Copy the data precisely, keeping every character.

**DATA FOR THIS EXERCISE:**

'''

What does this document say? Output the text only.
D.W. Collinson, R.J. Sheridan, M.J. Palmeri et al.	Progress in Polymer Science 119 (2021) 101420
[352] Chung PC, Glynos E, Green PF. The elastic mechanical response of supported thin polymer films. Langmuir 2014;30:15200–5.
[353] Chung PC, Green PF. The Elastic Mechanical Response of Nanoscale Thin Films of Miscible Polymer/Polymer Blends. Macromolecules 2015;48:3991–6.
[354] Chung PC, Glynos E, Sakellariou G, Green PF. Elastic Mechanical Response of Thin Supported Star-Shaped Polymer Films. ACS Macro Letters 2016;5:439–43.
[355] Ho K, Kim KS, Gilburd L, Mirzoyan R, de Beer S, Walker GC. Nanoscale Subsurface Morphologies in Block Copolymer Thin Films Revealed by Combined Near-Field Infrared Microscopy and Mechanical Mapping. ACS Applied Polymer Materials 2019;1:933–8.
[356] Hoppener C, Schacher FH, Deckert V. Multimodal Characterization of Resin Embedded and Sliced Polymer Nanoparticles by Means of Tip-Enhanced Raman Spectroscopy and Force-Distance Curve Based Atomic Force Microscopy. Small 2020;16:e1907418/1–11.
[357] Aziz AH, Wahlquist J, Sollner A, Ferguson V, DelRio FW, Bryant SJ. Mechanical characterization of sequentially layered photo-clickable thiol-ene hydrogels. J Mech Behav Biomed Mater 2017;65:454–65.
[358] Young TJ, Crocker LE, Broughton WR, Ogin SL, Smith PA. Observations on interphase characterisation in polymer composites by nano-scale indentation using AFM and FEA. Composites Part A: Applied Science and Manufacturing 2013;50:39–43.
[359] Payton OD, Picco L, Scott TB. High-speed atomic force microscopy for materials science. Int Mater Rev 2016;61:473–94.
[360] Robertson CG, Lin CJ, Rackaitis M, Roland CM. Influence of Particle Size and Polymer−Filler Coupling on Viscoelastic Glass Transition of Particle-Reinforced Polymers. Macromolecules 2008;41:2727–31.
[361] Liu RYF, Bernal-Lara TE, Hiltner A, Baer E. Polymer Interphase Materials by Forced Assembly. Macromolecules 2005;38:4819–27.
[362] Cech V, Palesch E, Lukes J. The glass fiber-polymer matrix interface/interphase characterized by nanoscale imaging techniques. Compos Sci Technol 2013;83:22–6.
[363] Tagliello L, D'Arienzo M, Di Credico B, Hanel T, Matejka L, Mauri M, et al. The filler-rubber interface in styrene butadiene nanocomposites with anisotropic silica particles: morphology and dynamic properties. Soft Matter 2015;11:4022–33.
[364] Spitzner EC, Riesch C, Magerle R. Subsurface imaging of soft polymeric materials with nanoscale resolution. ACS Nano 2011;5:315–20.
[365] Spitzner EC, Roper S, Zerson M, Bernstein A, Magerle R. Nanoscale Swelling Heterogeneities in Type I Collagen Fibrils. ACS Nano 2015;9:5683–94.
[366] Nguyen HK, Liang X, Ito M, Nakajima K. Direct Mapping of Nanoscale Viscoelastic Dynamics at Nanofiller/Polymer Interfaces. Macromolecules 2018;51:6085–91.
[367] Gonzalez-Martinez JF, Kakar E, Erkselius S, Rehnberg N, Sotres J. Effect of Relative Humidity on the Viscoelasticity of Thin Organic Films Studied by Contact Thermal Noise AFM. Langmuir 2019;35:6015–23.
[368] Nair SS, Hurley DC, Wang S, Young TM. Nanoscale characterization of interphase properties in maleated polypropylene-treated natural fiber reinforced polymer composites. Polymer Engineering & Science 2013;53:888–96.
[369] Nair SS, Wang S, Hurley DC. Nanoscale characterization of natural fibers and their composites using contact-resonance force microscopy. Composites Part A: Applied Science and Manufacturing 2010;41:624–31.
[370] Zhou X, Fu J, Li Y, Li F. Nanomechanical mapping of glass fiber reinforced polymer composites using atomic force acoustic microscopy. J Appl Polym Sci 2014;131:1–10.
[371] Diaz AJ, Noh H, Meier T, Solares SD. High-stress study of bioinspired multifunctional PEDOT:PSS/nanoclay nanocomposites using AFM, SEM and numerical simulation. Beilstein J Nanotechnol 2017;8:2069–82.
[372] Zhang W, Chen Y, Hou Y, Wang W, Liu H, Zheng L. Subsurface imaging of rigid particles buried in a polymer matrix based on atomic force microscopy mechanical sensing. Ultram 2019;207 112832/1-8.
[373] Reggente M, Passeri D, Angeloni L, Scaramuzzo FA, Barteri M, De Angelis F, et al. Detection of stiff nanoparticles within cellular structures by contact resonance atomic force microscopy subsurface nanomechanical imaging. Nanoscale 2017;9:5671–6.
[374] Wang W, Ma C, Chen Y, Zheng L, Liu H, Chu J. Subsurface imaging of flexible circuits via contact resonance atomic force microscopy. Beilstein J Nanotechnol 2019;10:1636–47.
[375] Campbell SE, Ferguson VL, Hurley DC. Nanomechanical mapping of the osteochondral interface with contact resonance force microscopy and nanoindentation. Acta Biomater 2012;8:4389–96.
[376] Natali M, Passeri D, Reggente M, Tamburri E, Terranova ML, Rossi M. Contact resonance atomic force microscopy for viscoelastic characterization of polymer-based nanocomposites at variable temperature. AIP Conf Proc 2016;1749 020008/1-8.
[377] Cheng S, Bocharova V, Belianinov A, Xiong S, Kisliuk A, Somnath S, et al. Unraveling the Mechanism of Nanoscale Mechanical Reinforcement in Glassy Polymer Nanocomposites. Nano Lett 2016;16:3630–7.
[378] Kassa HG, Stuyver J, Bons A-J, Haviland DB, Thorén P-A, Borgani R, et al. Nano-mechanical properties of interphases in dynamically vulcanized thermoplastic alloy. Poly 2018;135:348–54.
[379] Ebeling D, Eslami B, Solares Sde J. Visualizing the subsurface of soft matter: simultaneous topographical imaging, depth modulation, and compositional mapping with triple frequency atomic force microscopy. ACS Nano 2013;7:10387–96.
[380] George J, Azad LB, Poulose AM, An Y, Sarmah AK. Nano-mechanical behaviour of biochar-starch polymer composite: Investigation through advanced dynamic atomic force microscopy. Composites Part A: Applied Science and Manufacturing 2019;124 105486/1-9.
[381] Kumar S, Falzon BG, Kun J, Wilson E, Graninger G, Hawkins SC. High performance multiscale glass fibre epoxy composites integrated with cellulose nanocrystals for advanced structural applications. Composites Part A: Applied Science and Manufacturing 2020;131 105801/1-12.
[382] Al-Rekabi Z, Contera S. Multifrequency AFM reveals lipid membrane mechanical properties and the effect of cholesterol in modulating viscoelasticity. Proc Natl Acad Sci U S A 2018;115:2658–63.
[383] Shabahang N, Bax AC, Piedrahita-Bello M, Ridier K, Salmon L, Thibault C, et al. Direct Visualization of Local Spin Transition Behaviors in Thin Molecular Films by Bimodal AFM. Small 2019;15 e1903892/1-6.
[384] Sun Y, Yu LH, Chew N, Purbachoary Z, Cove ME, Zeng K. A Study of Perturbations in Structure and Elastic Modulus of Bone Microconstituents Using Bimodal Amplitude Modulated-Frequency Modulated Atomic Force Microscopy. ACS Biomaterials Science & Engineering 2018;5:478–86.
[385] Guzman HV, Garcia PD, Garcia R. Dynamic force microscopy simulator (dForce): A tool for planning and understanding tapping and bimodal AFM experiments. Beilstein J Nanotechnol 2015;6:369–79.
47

'''

**TASK RESPONSE:**
What does this document say? Output the text only.
D.W. Collinson, R.J. Sheridan, M.J. Palmeri et al.	Progress in Polymer Science 119 (2021) 101420
[352] Chung PC, Glynos E, Green PF. The elastic mechanical response of supported thin polymer films. Langmuir 2014;30:15200–5.
[353] Chung PC, Green PF. The Elastic Mechanical Response of Nanoscale Thin Films of Miscible Polymer/Polymer Blends. Macromolecules 2015;48:3991–6.
[354] Chung PC, Glynos E, Sakellariou G, Green PF. Elastic Mechanical Response of Thin Supported Star-Shaped Polymer Films. ACS Macro Letters 2016;5:439–43.
[355] Ho K, Kim KS, Gilburd L, Mirzoyan R, de Beer S, Walker GC. Nanoscale Subsurface Morphologies in Block Copolymer Thin Films Revealed by Combined Near-Field Infrared Microscopy and Mechanical Mapping. ACS Applied Polymer Materials 2019;1:933–8.
[356] Hoppener C, Schacher FH, Deckert V. Multimodal Characterization of Resin Embedded and Sliced Polymer Nanoparticles by Means of Tip-Enhanced Raman Spectroscopy and Force-Distance Curve Based Atomic Force Microscopy. Small 2020;16:e1907418/1–11.
[357] Aziz AH, Wahlquist J, Sollner A, Ferguson V, DelRio FW, Bryant SJ. Mechanical characterization of sequentially layered photo-clickable thiol-ene hydrogels. J Mech Behav Biomed Mater 2017;65:454–65.
[358] Young TJ, Crocker LE, Broughton WR, Ogin SL, Smith PA. Observations on interphase characterisation in polymer composites by nano-scale indentation using AFM and FEA. Composites Part A: Applied Science and Manufacturing 2013;50:39–43.
[359] Payton OD, Picco L, Scott TB. High-speed atomic force microscopy for materials science. Int Mater Rev 2016;61:473–94.
[360] Robertson CG, Lin CJ, Rackaitis M, Roland CM. Influence of Particle Size and Polymer−Filler Coupling on Viscoelastic Glass Transition of Particle-Reinforced Polymers. Macromolecules 2008;41:2727–31.
[361] Liu RYF, Bernal-Lara TE, Hiltner A, Baer E. Polymer Interphase Materials by Forced Assembly. Macromolecules 2005;38:4819–27.
[362] Cech V, Palesch E, Lukes J. The glass fiber-polymer matrix interface/interphase characterized by nanoscale imaging techniques. Compos Sci Technol 2013;83:22–6.
[363] Tagliello L, D'Arienzo M, Di Credico B, Hanel T, Matejka L, Mauri M, et al. The filler-rubber interface in styrene butadiene nanocomposites with anisotropic silica particles: morphology and dynamic properties. Soft Matter 2015;11:4022–33.
[364] Spitzner EC, Riesch C, Magerle R. Subsurface imaging of soft polymeric materials with nanoscale resolution. ACS Nano 2011;5:315–20.
[365] Spitzner EC, Roper S, Zerson M, Bernstein A, Magerle R. Nanoscale Swelling Heterogeneities in Type I Collagen Fibrils. ACS Nano 2015;9:5683–94.
[366] Nguyen HK, Liang X, Ito M, Nakajima K. Direct Mapping of Nanoscale Viscoelastic Dynamics at Nanofiller/Polymer Interfaces. Macromolecules 2018;51:6085–91.
[367] Gonzalez-Martinez JF, Kakar E, Erkselius S, Rehnberg N, Sotres J. Effect of Relative Humidity on the Viscoelasticity of Thin Organic Films Studied by Contact Thermal Noise AFM. Langmuir 2019;35:6015–23.
[368] Nair SS, Hurley DC, Wang S, Young TM. Nanoscale characterization of interphase properties in maleated polypropylene-treated natural fiber reinforced polymer composites. Polymer Engineering & Science 2013;53:888–96.
[369] Nair SS, Wang S, Hurley DC. Nanoscale characterization of natural fibers and their composites using contact-resonance force microscopy. Composites Part A: Applied Science and Manufacturing 2010;41:624–31.
[370] Zhou X, Fu J, Li Y, Li F. Nanomechanical mapping of glass fiber reinforced polymer composites using atomic force acoustic microscopy. J Appl Polym Sci 2014;131:1–10.
[371] Diaz AJ, Noh H, Meier T, Solares SD. High-stress study of bioinspired multifunctional PEDOT:PSS/nanoclay nanocomposites using AFM, SEM and numerical simulation. Beilstein J Nanotechnol 2017;8:2069–82.
[372] Zhang W, Chen Y, Hou Y, Wang W, Liu H, Zheng L. Subsurface imaging of rigid particles buried in a polymer matrix based on atomic force microscopy mechanical sensing. Ultram 2019;207 112832/1-8.
[373] Reggente M, Passeri D, Angeloni L, Scaramuzzo FA, Barteri M, De Angelis F, et al. Detection of stiff nanoparticles within cellular structures by contact resonance atomic force microscopy subsurface nanomechanical imaging. Nanoscale 2017;9:5671–6.
[374] Wang W, Ma C, Chen Y, Zheng L, Liu H, Chu J. Subsurface imaging of flexible circuits via contact resonance atomic force microscopy. Beilstein J Nanotechnol 2019;10:1636–47.
[375] Campbell SE, Ferguson VL, Hurley DC. Nanomechanical mapping of the osteochondral interface with contact resonance force microscopy and nanoindentation. Acta Biomater 2012;8:4389–96.
[376] Natali M, Passeri D, Reggente M, Tamburri E, Terranova ML, Rossi M. Contact resonance atomic force microscopy for viscoelastic characterization of polymer-based nanocomposites at variable temperature. AIP Conf Proc 2016;1749 020008/1-8.
[377] Cheng S, Bocharova V, Belianinov A, Xiong S, Kisliuk A, Somnath S, et al. Unraveling the Mechanism of Nanoscale Mechanical Reinforcement in Glassy Polymer Nanocomposites. Nano Lett 2016;16:3630–7.
[378] Kassa HG, Stuyver J, Bons A-J, Haviland DB, Thorén P-A, Borgani R, et al. Nano-mechanical properties of interphases in dynamically vulcanized thermoplastic alloy. Poly 2018;135:348–54.
[379] Ebeling D, Eslami B, Solares Sde J. Visualizing the subsurface of soft matter: simultaneous topographical imaging, depth modulation, and compositional mapping with triple frequency atomic force microscopy. ACS Nano 2013;7:10387–96.
[380] George J, Azad LB, Poulose AM, An Y, Sarmah AK. Nano-mechanical behaviour of biochar-starch polymer composite: Investigation through advanced dynamic atomic force microscopy. Composites Part A: Applied Science and Manufacturing 2019;124 105486/1-9.
[381] Kumar S, Falzon BG, Kun J, Wilson E, Graninger G, Hawkins SC. High performance multiscale glass fibre epoxy composites integrated with cellulose nanocrystals for advanced structural applications. Composites Part A: Applied Science and Manufacturing 2020;131 105801/1-12.
[382] Al-Rekabi Z, Contera S. Multifrequency AFM reveals lipid membrane mechanical properties and the effect of cholesterol in modulating viscoelasticity. Proc Natl Acad Sci U S A 2018;115:2658–63.
[383] Shabahang N, Bax AC, Piedrahita-Bello M, Ridier K, Salmon L, Thibault C, et al. Direct Visualization of Local Spin Transition Behaviors in Thin Molecular Films by Bimodal AFM. Small 2019;15 e1903892/1-6.
[384] Sun Y, Yu LH, Chew N, Purbachoary Z, Cove ME, Zeng K. A Study of Perturbations in Structure and Elastic Modulus of Bone Microconstituents Using Bimodal Amplitude Modulated-Frequency Modulated Atomic Force Microscopy. ACS Biomaterials Science & Engineering 2018;5:478–86.
[385] Guzman HV, Garcia PD, Garcia R. Dynamic force microscopy simulator (dForce): A tool for planning and understanding tapping and bimodal AFM experiments. Beilstein J Nanotechnol 2015;6:369–79.
47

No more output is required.